The request:
Of all the lines in the records, how many hold the word "здоровью"? Answer with the number only.

Extracted material:

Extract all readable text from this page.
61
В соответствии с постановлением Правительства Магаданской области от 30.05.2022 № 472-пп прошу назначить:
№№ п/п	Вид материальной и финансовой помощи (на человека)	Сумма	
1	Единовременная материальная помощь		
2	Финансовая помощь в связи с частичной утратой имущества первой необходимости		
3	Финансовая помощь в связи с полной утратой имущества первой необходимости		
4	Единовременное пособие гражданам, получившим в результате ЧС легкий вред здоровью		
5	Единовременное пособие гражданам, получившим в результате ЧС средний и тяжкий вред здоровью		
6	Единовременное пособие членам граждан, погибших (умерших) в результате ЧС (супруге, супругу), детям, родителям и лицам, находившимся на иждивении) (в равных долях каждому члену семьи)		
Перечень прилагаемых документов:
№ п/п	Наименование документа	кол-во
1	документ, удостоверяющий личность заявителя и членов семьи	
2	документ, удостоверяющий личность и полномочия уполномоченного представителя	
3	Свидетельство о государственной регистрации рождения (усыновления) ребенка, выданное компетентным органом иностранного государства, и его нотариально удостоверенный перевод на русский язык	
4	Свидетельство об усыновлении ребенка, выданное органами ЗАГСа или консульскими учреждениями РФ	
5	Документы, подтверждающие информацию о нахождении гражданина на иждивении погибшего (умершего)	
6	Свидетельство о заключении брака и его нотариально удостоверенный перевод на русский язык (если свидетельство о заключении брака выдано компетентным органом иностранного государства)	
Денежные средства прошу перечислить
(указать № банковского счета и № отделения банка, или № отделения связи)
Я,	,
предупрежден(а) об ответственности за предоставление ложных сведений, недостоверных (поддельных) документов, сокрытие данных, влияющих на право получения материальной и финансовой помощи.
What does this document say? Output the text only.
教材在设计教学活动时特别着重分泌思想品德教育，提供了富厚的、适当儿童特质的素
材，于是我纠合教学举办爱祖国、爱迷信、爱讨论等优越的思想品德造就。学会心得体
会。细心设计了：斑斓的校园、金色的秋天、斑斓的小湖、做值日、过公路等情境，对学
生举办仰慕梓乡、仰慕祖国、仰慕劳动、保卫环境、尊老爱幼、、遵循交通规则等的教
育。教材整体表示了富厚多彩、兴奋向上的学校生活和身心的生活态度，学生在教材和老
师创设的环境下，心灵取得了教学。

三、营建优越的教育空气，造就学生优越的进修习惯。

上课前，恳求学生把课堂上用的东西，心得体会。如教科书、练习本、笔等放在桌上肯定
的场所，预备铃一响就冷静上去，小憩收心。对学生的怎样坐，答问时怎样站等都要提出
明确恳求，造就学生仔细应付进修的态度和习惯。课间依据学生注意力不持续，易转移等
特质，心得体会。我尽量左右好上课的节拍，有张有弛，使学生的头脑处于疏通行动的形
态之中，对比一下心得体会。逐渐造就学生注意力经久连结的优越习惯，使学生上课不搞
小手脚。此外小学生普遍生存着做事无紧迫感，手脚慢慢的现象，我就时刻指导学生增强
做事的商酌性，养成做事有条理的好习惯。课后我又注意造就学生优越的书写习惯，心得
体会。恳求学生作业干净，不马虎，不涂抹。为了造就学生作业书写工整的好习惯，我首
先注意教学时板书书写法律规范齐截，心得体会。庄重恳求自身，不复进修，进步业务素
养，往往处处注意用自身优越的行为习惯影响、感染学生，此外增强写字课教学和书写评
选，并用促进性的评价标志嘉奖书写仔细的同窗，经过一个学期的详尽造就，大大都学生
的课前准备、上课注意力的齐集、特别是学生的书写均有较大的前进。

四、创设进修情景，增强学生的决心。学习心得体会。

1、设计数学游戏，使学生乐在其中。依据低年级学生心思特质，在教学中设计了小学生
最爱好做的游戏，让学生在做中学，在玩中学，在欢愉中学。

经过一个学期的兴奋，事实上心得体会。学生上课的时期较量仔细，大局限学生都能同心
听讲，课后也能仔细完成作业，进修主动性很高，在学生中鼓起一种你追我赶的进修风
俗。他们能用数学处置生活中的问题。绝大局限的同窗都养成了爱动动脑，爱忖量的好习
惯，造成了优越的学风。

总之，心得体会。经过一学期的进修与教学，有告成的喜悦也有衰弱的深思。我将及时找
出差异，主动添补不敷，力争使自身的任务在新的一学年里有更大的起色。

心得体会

Answer to the exercise:
2